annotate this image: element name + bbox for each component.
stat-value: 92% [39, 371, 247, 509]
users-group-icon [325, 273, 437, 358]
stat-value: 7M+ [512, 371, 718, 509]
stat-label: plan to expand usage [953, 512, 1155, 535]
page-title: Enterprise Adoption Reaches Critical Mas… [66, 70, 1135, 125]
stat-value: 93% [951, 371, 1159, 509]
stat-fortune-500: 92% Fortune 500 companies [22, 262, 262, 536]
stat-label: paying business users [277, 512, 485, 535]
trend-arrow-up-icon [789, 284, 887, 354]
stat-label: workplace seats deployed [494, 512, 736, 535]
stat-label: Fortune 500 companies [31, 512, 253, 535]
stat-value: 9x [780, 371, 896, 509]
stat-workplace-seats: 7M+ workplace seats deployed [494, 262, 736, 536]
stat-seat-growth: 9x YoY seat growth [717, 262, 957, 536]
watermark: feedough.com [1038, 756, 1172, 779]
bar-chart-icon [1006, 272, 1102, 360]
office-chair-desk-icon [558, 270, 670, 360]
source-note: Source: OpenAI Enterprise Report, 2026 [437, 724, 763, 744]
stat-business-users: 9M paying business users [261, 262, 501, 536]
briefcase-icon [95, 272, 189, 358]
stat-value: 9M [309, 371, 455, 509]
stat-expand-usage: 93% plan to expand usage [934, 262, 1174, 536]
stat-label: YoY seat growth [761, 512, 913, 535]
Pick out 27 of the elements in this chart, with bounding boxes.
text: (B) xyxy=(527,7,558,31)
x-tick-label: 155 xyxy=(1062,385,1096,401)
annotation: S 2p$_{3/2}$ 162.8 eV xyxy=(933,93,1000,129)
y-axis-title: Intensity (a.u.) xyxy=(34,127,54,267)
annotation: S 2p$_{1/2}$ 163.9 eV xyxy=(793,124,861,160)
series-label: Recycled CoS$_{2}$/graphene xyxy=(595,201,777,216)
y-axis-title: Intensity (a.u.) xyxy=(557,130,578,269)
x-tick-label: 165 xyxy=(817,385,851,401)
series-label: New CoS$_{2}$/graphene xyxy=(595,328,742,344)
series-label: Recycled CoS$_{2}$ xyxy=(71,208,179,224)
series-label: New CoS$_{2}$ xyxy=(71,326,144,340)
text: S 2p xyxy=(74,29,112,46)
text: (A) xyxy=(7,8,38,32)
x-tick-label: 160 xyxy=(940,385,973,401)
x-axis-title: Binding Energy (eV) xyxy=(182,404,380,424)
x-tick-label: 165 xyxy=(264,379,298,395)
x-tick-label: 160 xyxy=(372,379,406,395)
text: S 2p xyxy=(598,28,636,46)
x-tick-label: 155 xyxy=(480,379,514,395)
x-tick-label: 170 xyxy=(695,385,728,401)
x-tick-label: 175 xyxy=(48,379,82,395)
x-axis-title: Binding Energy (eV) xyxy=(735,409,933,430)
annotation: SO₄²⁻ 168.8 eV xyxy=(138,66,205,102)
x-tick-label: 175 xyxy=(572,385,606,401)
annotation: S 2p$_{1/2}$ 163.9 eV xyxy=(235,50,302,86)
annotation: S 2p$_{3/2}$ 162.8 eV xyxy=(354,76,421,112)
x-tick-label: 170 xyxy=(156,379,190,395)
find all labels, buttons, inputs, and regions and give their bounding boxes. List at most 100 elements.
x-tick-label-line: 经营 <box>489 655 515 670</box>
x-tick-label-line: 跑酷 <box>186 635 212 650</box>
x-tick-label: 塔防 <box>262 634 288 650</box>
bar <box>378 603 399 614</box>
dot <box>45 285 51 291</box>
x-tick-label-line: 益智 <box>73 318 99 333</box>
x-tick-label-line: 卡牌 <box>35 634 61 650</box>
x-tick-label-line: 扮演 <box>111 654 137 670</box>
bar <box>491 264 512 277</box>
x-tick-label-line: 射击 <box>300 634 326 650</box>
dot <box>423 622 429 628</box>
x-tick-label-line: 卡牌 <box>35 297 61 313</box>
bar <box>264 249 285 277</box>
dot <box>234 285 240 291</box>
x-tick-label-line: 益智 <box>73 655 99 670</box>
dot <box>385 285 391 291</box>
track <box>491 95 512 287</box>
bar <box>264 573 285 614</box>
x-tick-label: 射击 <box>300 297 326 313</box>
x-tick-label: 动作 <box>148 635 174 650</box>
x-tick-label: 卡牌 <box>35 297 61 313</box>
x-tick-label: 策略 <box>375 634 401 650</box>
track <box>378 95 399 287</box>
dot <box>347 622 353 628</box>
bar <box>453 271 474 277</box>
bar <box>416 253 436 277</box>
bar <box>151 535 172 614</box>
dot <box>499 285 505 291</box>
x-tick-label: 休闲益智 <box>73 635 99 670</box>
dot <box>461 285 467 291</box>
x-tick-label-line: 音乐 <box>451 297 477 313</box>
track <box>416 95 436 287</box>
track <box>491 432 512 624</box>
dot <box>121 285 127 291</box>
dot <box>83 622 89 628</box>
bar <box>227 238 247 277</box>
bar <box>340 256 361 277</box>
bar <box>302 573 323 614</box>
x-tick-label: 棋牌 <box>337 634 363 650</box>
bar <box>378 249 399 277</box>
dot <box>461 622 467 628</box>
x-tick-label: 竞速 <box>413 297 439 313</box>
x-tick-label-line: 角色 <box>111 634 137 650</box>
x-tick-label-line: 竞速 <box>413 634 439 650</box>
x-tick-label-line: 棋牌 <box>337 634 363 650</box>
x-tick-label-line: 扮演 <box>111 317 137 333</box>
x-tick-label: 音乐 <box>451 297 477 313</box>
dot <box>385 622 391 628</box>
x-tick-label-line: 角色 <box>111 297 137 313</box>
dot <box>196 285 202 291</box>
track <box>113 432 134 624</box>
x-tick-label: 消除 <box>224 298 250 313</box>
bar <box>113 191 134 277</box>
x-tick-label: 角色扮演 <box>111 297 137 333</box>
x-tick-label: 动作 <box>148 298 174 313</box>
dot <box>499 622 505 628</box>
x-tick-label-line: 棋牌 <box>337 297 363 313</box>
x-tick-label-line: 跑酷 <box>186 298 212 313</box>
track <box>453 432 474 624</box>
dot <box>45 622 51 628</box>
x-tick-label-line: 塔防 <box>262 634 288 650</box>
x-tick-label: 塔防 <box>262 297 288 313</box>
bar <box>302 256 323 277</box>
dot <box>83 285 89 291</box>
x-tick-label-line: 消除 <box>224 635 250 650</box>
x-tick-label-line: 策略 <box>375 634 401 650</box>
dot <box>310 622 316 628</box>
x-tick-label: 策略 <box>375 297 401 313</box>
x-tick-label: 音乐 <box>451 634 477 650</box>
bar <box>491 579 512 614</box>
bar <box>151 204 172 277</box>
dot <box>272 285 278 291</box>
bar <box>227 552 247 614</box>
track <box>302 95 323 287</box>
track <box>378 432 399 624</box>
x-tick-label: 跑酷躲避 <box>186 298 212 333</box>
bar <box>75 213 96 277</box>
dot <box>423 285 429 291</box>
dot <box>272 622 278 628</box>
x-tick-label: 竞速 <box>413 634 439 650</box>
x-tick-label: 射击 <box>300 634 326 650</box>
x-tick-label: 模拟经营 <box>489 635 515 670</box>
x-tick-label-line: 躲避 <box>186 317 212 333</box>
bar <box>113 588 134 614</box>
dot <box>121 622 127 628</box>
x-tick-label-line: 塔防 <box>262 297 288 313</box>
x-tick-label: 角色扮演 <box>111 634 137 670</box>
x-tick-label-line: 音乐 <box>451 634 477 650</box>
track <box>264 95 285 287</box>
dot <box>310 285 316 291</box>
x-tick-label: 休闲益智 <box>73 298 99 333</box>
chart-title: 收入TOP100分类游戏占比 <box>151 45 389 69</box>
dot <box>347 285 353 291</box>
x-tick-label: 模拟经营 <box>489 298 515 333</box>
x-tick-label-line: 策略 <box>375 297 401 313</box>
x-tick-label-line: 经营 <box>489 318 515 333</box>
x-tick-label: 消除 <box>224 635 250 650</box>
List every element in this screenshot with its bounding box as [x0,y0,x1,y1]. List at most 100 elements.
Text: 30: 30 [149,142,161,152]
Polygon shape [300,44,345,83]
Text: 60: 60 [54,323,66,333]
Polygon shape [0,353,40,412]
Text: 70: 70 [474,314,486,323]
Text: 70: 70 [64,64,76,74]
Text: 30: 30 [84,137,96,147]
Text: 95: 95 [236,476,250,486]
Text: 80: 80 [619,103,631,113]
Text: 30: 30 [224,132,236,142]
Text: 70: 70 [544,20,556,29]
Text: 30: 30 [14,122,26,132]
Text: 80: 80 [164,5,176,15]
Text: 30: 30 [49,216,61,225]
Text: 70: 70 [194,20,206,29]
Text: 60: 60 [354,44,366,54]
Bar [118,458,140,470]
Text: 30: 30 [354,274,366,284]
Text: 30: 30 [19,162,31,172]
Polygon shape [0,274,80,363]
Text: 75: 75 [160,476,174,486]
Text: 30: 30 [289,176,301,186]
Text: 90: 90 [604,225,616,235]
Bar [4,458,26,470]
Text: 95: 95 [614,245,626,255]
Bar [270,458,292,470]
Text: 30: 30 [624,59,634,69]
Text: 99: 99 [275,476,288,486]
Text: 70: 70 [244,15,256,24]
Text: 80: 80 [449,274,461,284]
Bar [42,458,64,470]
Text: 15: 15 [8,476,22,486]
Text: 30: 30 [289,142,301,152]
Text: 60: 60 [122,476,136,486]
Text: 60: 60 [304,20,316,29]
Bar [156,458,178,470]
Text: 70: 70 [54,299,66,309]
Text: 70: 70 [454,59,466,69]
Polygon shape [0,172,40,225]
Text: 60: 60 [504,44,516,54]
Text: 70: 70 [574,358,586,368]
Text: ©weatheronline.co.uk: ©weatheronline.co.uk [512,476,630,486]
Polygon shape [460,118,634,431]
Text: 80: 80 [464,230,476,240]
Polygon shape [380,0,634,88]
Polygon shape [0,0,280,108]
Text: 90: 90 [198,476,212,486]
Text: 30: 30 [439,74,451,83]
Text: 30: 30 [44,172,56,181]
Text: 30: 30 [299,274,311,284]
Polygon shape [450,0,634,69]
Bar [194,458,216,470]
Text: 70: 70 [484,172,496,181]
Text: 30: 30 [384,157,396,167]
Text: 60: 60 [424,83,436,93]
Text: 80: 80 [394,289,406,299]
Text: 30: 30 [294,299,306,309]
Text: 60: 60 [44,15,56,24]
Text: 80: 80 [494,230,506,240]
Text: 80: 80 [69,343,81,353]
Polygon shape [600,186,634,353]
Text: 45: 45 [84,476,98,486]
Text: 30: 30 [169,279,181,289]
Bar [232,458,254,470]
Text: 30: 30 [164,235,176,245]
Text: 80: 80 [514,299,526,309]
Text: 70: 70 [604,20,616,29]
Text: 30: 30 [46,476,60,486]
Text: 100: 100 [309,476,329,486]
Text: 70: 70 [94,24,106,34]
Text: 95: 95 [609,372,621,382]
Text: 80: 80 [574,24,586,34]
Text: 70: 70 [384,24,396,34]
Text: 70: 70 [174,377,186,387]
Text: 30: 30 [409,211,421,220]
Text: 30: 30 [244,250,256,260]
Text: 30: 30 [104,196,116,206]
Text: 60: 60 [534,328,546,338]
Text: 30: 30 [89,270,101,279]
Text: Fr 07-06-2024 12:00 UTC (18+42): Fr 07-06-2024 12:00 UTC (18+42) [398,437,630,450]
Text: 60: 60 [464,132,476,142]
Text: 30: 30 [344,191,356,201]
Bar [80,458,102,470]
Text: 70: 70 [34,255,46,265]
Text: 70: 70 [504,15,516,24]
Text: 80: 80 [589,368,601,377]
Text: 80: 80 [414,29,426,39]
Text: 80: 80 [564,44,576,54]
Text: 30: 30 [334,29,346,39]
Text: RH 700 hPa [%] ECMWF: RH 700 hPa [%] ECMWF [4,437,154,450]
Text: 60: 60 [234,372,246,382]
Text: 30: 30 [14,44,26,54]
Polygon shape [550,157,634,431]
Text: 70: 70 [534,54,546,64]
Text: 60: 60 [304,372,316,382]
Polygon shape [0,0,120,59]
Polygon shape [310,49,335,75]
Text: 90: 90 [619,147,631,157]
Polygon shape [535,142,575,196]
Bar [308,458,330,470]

▶ [Exercise requirements]: Pick out and copy every line of the rows above that contains the string "with".

▶ [Answer to the problem]:
Pick out 27 of the elements in this chart, with bounding boxes.
List every element in this screenshot with its bounding box as [x0,y0,x1,y1]. List at most 100 elements.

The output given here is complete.